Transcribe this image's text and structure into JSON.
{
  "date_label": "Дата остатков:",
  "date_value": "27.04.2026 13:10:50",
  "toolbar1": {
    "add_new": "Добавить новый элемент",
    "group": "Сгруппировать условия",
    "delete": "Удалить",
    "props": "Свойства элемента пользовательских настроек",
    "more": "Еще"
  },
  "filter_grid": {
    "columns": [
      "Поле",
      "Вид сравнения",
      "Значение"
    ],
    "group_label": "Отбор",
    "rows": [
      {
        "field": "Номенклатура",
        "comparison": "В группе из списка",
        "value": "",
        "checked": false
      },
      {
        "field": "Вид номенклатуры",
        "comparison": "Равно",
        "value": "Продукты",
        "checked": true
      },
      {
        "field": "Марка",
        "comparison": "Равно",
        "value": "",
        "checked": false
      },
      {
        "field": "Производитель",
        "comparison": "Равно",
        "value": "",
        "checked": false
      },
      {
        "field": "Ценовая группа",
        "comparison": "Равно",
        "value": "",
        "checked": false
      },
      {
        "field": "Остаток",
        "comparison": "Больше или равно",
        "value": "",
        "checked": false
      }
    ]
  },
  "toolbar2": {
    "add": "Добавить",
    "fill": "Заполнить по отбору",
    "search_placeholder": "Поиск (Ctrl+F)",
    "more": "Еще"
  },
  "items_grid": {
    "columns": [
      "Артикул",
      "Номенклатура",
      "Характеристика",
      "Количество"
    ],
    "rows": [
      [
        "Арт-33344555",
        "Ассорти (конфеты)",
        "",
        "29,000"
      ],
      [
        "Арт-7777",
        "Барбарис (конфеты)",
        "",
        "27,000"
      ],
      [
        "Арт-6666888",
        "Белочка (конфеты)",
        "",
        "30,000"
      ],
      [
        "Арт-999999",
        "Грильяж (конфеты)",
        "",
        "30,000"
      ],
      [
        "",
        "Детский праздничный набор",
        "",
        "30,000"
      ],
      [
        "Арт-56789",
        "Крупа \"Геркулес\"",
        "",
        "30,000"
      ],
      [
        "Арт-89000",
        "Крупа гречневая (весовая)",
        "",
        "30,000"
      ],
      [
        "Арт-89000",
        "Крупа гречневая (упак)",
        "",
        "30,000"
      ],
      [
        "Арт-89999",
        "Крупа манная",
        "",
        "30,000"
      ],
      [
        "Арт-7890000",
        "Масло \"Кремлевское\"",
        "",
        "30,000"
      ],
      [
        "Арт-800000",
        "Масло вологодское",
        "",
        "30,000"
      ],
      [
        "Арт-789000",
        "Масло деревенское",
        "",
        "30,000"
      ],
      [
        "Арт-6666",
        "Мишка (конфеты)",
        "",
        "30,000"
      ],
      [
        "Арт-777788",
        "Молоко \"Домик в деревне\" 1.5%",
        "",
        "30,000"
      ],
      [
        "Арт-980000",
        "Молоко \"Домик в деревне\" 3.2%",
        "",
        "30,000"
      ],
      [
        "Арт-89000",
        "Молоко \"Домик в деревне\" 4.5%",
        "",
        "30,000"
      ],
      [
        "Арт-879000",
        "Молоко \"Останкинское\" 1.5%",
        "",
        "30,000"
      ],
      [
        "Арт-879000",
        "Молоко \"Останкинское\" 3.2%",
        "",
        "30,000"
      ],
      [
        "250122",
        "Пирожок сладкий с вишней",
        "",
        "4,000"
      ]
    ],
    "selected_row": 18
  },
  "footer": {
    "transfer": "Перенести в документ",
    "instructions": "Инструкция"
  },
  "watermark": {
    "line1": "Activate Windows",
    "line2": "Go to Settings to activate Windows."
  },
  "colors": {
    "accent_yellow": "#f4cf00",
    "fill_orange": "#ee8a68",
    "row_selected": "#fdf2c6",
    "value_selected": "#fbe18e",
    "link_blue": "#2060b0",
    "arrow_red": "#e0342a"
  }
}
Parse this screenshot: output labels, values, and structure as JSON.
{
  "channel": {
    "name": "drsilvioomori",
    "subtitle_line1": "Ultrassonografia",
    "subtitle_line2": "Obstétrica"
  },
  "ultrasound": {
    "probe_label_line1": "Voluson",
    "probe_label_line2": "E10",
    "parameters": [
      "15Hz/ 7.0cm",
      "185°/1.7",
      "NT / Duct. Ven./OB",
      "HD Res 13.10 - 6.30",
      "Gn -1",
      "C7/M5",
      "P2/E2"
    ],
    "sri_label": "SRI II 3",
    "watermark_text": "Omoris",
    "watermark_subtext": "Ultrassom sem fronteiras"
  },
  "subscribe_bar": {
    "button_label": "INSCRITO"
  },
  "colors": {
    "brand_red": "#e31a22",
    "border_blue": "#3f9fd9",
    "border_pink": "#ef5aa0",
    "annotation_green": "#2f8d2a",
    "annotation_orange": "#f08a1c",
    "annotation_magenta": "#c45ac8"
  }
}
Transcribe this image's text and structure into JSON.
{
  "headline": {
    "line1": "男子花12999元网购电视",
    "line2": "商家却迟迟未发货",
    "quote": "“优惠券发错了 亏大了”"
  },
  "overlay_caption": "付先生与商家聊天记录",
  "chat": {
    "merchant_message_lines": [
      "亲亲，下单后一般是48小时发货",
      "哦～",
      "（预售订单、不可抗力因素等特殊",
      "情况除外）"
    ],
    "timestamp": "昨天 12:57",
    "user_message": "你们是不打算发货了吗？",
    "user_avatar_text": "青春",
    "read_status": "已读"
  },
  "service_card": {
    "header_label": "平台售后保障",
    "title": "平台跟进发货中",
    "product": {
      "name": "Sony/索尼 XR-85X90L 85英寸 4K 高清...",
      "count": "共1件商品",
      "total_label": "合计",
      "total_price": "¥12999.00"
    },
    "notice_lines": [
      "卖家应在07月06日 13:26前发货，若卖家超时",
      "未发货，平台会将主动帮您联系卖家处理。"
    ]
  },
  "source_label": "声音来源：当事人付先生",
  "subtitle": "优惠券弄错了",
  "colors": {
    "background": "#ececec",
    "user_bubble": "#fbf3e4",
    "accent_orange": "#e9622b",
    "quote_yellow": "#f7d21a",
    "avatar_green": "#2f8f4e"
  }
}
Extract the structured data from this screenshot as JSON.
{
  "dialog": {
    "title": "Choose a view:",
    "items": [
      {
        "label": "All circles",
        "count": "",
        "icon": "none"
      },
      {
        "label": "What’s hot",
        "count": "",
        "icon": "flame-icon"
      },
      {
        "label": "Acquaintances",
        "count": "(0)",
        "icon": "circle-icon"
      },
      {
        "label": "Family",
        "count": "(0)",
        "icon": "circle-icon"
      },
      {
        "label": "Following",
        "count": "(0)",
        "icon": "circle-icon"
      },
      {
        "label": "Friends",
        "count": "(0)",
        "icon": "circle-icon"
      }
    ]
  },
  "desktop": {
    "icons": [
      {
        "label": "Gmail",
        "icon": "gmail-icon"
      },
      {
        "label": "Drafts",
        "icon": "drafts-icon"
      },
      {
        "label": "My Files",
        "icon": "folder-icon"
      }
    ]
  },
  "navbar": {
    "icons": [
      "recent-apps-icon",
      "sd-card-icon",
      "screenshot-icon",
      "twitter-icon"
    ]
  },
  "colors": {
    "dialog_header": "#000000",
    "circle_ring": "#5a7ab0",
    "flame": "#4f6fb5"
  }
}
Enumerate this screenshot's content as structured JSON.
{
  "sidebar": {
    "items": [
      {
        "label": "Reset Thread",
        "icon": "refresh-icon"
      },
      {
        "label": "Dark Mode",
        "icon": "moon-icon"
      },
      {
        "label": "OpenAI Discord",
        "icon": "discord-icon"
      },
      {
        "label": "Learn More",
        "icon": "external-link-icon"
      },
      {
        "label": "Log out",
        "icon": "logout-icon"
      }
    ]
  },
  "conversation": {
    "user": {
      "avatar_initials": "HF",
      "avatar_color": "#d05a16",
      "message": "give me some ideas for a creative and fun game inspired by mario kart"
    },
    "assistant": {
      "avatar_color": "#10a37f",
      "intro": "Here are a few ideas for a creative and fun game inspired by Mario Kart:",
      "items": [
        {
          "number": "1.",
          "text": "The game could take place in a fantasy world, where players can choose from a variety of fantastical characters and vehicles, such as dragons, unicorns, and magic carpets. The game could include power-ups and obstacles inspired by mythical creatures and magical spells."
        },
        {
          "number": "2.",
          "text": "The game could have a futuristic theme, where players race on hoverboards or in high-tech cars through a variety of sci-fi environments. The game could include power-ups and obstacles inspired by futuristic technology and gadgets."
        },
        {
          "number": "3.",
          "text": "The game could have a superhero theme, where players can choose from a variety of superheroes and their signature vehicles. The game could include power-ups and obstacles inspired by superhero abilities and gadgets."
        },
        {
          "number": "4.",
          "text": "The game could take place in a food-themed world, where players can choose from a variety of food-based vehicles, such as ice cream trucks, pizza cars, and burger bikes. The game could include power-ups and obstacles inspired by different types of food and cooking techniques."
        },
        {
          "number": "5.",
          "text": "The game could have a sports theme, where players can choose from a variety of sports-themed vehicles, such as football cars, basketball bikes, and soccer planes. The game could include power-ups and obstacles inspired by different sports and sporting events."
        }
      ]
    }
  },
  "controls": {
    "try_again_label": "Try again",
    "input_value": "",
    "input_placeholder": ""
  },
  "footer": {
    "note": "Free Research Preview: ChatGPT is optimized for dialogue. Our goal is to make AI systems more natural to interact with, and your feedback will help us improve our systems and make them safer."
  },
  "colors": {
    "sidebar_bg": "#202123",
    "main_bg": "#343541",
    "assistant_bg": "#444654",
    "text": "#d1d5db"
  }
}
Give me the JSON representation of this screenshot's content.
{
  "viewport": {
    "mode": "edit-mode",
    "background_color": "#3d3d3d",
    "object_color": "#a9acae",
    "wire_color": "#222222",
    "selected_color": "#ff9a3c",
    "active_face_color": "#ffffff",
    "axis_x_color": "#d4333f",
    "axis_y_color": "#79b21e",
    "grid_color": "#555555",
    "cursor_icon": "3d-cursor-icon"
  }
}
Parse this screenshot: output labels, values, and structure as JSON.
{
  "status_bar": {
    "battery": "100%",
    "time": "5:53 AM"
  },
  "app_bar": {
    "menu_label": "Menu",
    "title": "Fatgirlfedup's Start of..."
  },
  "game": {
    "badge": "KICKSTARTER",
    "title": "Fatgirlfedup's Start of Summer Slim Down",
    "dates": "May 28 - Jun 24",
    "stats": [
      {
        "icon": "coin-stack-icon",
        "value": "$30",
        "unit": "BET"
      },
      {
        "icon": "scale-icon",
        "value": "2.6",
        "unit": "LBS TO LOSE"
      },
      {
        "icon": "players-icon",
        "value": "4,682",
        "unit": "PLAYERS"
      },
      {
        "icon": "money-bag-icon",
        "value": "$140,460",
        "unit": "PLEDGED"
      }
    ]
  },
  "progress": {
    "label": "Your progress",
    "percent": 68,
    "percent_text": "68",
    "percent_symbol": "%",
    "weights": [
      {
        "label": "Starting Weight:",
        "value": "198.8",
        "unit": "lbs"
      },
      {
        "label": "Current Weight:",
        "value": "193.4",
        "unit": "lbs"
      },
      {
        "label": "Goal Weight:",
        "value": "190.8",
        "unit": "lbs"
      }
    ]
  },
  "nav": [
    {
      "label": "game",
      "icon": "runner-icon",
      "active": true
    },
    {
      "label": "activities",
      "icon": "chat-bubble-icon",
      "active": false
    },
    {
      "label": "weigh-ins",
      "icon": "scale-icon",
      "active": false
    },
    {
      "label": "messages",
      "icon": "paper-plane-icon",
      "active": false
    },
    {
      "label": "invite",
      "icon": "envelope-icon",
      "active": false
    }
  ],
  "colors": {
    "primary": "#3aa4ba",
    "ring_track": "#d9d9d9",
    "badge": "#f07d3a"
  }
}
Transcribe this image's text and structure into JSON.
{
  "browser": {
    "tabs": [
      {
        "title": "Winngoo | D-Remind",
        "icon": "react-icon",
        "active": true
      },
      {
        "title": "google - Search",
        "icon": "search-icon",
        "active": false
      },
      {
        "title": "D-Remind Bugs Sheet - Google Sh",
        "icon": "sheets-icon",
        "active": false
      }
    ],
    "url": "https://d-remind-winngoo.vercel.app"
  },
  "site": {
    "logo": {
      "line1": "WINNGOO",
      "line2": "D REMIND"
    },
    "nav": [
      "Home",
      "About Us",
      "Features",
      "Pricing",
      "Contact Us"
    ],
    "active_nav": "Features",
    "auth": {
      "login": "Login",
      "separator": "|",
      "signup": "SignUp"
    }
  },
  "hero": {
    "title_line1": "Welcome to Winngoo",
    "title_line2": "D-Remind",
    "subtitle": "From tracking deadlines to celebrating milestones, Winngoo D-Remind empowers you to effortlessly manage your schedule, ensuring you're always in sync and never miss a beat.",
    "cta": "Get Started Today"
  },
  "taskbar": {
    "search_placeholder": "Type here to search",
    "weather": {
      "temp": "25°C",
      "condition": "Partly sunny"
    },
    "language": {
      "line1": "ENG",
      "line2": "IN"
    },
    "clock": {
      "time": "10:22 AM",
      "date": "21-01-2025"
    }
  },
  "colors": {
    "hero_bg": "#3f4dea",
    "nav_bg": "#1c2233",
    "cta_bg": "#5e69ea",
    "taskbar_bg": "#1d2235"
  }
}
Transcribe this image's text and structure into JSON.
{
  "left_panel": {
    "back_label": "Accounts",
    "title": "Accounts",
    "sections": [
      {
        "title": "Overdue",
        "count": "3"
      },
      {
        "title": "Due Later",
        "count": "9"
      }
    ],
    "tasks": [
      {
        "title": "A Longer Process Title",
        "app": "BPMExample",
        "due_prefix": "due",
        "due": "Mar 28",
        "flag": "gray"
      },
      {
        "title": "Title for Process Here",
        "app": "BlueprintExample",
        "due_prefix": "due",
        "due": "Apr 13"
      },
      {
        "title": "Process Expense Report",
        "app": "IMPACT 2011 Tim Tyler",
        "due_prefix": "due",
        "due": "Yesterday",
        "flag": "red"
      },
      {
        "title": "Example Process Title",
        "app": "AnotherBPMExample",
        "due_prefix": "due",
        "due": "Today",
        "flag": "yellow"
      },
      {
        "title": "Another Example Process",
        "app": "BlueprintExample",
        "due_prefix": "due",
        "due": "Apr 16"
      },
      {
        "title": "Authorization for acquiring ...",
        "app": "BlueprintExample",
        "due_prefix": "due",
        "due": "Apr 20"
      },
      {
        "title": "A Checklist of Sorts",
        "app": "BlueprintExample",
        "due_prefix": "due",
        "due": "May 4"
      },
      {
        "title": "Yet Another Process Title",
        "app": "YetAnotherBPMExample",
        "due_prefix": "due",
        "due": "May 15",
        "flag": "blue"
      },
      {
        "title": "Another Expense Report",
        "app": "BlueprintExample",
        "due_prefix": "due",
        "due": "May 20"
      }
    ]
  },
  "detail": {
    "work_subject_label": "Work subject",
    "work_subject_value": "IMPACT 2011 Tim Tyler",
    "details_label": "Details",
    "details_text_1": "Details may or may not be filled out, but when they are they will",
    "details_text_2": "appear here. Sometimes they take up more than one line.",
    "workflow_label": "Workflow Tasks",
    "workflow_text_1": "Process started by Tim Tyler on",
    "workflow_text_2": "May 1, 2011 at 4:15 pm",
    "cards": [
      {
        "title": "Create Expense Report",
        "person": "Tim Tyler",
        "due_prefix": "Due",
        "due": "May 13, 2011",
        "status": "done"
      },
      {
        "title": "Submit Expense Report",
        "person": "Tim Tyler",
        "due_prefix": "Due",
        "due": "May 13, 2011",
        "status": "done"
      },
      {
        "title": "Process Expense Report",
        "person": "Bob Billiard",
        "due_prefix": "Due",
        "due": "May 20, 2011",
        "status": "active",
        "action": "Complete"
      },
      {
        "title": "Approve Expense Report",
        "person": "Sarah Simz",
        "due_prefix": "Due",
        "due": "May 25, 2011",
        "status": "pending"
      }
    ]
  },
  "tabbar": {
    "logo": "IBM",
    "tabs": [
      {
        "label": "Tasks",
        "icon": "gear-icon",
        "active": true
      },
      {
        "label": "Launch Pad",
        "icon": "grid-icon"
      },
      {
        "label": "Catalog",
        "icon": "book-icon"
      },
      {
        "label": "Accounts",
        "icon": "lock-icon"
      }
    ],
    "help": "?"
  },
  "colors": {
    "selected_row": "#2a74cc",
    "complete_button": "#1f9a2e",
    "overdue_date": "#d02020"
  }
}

....................

**Instructions for the task:** From the records, copy every line that has the string "screenshot" in it.

**Reply:**
Parse this screenshot: output labels, values, and structure as JSON.
Extract the structured data from this screenshot as JSON.
      "screenshot-icon",
Enumerate this screenshot's content as structured JSON.
Give me the JSON representation of this screenshot's content.
Parse this screenshot: output labels, values, and structure as JSON.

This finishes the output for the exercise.